[PROBLEM TO SOLVE]:
Go through the listing below and list every line with "мощей".

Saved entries
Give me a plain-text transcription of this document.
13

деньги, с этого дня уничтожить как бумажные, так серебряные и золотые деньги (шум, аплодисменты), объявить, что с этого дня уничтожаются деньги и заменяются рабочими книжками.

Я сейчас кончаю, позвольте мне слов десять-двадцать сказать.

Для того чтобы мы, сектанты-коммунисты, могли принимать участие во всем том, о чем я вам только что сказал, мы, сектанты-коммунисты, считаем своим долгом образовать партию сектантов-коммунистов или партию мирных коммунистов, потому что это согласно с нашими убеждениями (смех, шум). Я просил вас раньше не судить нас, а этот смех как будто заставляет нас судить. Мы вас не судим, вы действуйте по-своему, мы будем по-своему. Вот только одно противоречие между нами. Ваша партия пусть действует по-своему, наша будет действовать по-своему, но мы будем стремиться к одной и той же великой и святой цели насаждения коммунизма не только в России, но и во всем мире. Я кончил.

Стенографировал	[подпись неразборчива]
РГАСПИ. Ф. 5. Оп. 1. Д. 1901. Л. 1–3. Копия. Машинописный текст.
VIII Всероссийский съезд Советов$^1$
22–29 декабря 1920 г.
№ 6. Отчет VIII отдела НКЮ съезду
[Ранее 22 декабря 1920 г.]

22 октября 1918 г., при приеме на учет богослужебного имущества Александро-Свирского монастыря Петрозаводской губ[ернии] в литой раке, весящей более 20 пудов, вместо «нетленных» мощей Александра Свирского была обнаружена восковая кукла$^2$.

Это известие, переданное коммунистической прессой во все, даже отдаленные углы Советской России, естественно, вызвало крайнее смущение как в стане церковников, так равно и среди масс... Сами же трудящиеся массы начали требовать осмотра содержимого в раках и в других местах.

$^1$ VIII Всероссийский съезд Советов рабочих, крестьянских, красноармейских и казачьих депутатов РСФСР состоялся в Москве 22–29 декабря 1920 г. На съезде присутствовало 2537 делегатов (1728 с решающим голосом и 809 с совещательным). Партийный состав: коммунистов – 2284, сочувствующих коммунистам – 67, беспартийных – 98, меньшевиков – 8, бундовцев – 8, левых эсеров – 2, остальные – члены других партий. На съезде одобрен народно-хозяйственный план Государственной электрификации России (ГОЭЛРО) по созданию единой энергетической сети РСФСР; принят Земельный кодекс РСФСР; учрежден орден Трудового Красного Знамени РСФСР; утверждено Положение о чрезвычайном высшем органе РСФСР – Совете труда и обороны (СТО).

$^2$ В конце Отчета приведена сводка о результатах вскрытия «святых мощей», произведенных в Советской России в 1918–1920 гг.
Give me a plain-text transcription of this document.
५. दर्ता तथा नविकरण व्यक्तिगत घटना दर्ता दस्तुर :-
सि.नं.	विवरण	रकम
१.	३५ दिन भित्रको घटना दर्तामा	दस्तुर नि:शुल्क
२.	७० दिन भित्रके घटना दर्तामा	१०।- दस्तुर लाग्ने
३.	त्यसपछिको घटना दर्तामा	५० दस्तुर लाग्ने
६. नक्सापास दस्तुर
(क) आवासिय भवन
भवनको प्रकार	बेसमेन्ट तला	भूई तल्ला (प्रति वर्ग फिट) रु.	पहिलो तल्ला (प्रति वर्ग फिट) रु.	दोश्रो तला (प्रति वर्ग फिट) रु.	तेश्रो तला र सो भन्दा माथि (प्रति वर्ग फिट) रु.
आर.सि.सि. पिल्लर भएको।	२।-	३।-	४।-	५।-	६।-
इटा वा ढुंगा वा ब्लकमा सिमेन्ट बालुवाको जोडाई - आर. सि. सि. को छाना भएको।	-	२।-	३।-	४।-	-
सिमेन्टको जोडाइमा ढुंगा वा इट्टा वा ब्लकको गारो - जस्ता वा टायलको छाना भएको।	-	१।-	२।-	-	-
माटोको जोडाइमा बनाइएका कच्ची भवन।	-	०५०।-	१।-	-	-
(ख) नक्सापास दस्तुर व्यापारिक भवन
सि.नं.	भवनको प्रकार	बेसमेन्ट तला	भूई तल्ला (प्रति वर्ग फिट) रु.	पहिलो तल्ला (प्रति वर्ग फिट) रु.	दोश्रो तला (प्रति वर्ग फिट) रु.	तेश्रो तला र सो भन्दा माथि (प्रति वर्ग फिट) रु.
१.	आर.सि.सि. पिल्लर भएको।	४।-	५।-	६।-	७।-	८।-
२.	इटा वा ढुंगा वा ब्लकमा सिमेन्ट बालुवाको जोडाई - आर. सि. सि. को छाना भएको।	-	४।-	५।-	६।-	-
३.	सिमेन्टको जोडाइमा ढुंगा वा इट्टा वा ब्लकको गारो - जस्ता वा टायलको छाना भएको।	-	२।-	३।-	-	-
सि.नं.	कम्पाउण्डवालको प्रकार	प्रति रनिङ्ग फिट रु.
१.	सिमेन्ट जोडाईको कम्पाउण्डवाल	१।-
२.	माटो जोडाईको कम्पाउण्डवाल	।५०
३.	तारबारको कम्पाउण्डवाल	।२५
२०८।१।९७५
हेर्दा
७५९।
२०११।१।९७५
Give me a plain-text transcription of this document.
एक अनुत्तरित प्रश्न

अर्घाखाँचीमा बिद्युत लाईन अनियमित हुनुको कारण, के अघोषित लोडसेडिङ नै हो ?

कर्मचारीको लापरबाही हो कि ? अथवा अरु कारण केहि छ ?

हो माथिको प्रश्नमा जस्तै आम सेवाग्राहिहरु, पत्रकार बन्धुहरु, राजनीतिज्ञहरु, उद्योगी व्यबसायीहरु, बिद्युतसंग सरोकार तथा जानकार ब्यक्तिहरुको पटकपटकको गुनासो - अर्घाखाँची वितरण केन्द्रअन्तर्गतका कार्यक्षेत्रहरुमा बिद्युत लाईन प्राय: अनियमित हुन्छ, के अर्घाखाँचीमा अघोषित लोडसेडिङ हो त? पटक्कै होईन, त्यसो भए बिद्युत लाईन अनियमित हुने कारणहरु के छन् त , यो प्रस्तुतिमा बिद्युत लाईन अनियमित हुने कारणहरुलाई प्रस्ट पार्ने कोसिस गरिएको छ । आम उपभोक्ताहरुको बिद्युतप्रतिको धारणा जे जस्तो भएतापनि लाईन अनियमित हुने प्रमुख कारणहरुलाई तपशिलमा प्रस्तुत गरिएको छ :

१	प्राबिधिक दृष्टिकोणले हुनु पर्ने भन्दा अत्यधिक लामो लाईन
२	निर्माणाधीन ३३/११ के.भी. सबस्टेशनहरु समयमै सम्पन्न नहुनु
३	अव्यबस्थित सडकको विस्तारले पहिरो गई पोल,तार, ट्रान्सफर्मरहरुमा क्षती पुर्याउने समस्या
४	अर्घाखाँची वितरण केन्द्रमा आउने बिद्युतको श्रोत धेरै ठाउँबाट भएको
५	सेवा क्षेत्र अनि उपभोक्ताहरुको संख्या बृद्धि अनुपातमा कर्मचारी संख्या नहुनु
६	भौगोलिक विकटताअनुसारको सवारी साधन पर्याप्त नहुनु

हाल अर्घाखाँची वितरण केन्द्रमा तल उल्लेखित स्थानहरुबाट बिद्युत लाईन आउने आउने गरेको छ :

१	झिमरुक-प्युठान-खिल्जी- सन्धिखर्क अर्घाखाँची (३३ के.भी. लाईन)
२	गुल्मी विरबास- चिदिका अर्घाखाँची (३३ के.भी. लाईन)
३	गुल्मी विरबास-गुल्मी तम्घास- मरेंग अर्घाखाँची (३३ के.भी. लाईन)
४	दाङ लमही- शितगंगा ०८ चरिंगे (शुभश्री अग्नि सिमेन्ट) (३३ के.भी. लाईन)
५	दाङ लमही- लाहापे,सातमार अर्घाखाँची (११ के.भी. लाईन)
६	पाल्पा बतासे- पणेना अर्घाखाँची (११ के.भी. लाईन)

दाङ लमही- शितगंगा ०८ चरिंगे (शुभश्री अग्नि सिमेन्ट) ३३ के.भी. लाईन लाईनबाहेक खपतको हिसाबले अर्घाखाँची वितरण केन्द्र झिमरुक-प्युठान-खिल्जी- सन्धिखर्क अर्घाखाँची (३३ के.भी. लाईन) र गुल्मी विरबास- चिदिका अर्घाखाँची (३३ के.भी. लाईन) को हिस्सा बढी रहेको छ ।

[EXERCISE RESULT]:
22 октября 1918 г., при приеме на учет богослужебного имущества Александро-Свирского монастыря Петрозаводской губ[ернии] в литой раке, весящей более 20 пудов, вместо «нетленных» мощей Александра Свирского была обнаружена восковая кукла$^2$.
$^2$ В конце Отчета приведена сводка о результатах вскрытия «святых мощей», произведенных в Советской России в 1918–1920 гг.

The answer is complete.